## [Excerpted records]
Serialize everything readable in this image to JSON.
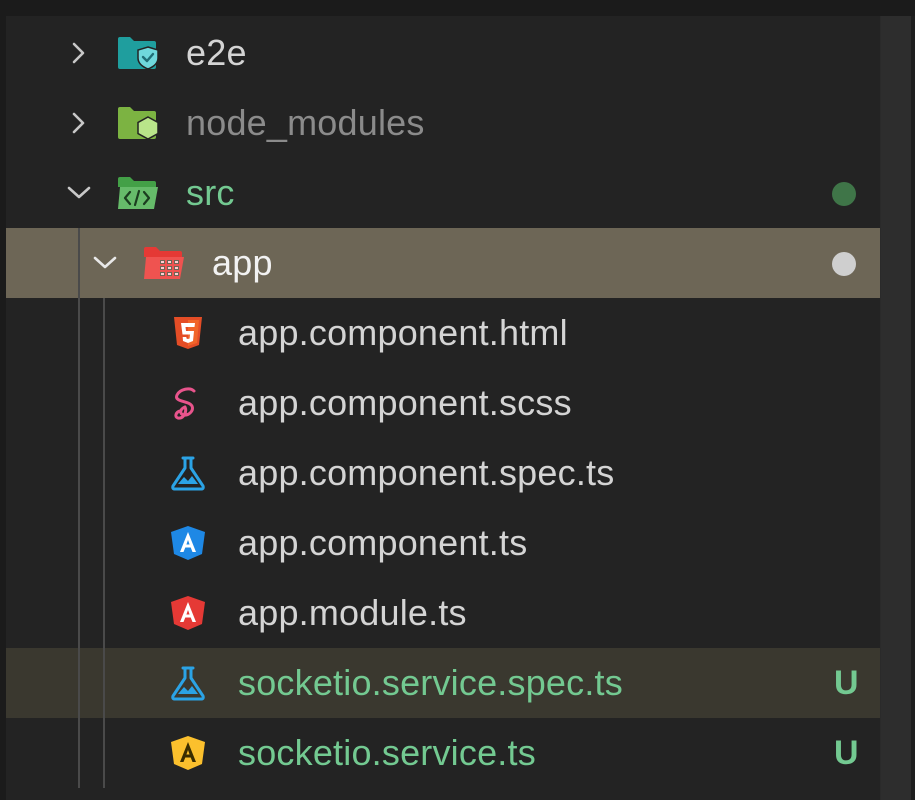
{
  "tree": {
    "items": [
      {
        "label": "e2e",
        "icon": "e2e-folder-icon",
        "expanded": false
      },
      {
        "label": "node_modules",
        "icon": "node-folder-icon",
        "expanded": false
      },
      {
        "label": "src",
        "icon": "src-folder-icon",
        "expanded": true,
        "decoration": "modified-dot"
      },
      {
        "label": "app",
        "icon": "app-folder-icon",
        "expanded": true,
        "selected": true,
        "decoration": "modified-dot"
      },
      {
        "label": "app.component.html",
        "icon": "html5-icon"
      },
      {
        "label": "app.component.scss",
        "icon": "sass-icon"
      },
      {
        "label": "app.component.spec.ts",
        "icon": "test-flask-icon"
      },
      {
        "label": "app.component.ts",
        "icon": "angular-component-icon"
      },
      {
        "label": "app.module.ts",
        "icon": "angular-module-icon"
      },
      {
        "label": "socketio.service.spec.ts",
        "icon": "test-flask-icon",
        "status": "U"
      },
      {
        "label": "socketio.service.ts",
        "icon": "angular-service-icon",
        "status": "U"
      }
    ]
  },
  "colors": {
    "background": "#232323",
    "selected_row": "#6d6656",
    "untracked_green": "#73c991",
    "text": "#d4d4d4",
    "dim_text": "#8b8b8b"
  }
}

## [Given instruction]
Extract, from the listing above, every line where the string "folder" occurs.

## [Solution]
        "icon": "e2e-folder-icon",
        "icon": "node-folder-icon",
        "icon": "src-folder-icon",
        "icon": "app-folder-icon",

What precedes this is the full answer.